Posted by: cochinblogger | December 13, 2019

The Papaya Hunt

The White-Cheeked Barbet (Psilopogon viridis) is found only in South India. It rarely descends from the trees, where its colors and size make it invisible. These are shy and cautious birds, quick to return to their safe haven, the canopy, at the slightest sign of danger. They are frugivorous; that is, their diet consists mainly of fruits.

This individual (all photos were taken from an upstairs window of my house) was forced to break cover as it was on a mission: Operation Papaya. Having detected a nearby fruiting papaya tree, it mounted a systematic surveillance operation. The objective? To get in the first strike when the fruits ripened, ahead of the other birds in the area. It would check out the papayas daily, tapping with its beak to check if they were ready. It would also perch next to the unripe papayas and gaze at them longingly in a human way.

**Entries shown**
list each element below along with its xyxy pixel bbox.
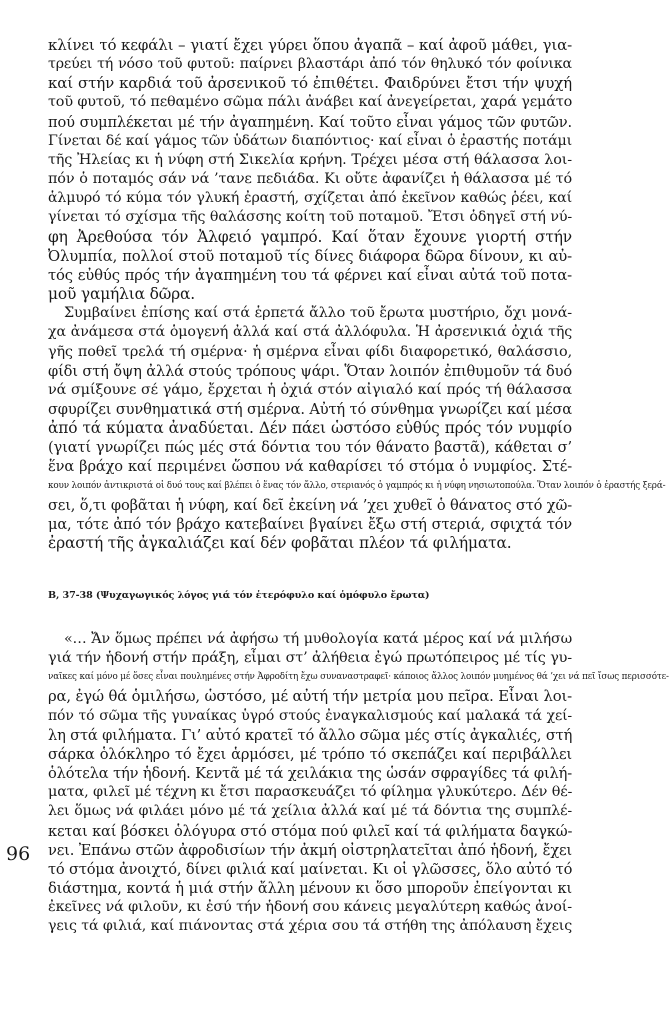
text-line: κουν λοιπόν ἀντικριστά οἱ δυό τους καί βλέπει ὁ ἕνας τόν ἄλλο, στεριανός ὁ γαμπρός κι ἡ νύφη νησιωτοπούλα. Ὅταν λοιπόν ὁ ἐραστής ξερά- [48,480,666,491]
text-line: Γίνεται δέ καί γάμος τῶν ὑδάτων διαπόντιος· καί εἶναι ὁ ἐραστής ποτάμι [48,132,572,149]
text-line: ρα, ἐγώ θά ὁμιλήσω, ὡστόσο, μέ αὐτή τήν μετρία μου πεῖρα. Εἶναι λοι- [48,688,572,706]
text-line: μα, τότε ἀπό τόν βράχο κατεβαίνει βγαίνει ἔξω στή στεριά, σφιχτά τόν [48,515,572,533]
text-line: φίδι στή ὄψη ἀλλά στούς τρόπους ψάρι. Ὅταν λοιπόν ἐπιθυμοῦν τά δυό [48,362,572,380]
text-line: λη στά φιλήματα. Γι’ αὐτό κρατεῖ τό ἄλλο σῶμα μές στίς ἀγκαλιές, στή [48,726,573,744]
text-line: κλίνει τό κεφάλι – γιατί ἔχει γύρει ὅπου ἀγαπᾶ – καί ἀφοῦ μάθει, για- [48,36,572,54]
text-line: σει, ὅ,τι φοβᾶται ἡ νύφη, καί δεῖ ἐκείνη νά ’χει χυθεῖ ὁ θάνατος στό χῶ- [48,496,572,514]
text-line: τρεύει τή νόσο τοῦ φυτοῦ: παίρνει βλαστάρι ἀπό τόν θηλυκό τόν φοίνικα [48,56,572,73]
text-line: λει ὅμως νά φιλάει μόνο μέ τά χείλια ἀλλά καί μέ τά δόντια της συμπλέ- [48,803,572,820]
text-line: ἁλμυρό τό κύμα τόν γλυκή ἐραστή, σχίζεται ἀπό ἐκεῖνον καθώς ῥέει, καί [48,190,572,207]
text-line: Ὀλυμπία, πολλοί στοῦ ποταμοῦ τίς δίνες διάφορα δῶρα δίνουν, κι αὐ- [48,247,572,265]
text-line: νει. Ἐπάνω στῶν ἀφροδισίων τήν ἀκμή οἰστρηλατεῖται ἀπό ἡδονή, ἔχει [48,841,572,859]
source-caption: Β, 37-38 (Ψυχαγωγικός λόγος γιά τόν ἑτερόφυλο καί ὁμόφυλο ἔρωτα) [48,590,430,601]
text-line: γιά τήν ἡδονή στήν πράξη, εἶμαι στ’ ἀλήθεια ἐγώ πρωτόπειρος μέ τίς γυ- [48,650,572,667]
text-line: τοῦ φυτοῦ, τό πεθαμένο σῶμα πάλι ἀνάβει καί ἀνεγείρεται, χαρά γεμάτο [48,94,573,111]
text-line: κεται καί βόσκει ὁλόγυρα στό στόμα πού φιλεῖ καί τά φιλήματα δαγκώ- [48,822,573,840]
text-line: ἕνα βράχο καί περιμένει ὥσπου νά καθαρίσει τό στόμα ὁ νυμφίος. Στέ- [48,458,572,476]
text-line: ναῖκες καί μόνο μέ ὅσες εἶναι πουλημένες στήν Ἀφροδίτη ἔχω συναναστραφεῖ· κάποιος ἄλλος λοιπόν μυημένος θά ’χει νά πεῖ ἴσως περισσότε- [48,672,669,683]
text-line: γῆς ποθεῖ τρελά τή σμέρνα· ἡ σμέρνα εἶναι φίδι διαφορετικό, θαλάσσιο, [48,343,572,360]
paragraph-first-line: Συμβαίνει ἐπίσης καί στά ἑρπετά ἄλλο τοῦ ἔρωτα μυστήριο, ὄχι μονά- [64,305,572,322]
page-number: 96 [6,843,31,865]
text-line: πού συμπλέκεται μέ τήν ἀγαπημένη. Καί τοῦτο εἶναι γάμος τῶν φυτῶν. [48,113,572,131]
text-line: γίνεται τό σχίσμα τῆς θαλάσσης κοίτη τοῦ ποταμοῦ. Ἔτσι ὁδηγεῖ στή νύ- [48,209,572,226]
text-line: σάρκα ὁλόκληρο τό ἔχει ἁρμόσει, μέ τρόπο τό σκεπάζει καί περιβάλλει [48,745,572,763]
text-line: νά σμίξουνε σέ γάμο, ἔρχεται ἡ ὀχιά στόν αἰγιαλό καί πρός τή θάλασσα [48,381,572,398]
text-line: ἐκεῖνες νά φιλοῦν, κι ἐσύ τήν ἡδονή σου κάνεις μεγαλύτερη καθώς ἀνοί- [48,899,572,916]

**Required work**
1. In the blog post about the barbet, list the things the bird did each day as it watched the papayas.
2. According to the blog post about the barbet, what does it mean that these birds are frugivorous?

**Expected answers**
1.
- Checked the papayas daily
- Tapped them with its beak to see if they were ready
- Perched next to the unripe papayas and gazed at them longingly

2. Their diet consists mainly of fruits.